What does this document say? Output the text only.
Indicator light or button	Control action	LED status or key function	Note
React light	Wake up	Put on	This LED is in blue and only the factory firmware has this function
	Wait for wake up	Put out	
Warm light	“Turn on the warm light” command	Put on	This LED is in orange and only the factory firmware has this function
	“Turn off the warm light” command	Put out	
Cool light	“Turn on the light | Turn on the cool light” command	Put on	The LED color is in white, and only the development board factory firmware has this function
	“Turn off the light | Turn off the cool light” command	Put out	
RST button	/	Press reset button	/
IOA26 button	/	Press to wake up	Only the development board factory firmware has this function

************

» Problem details
Please restate the whole listing word for word.

» Task answer
What does this document say? Output the text only.
Indicator light or button	Control action	LED status or key function	Note
React light	Wake up	Put on	This LED is in blue and only the factory firmware has this function
	Wait for wake up	Put out	
Warm light	“Turn on the warm light” command	Put on	This LED is in orange and only the factory firmware has this function
	“Turn off the warm light” command	Put out	
Cool light	“Turn on the light | Turn on the cool light” command	Put on	The LED color is in white, and only the development board factory firmware has this function
	“Turn off the light | Turn off the cool light” command	Put out	
RST button	/	Press reset button	/
IOA26 button	/	Press to wake up	Only the development board factory firmware has this function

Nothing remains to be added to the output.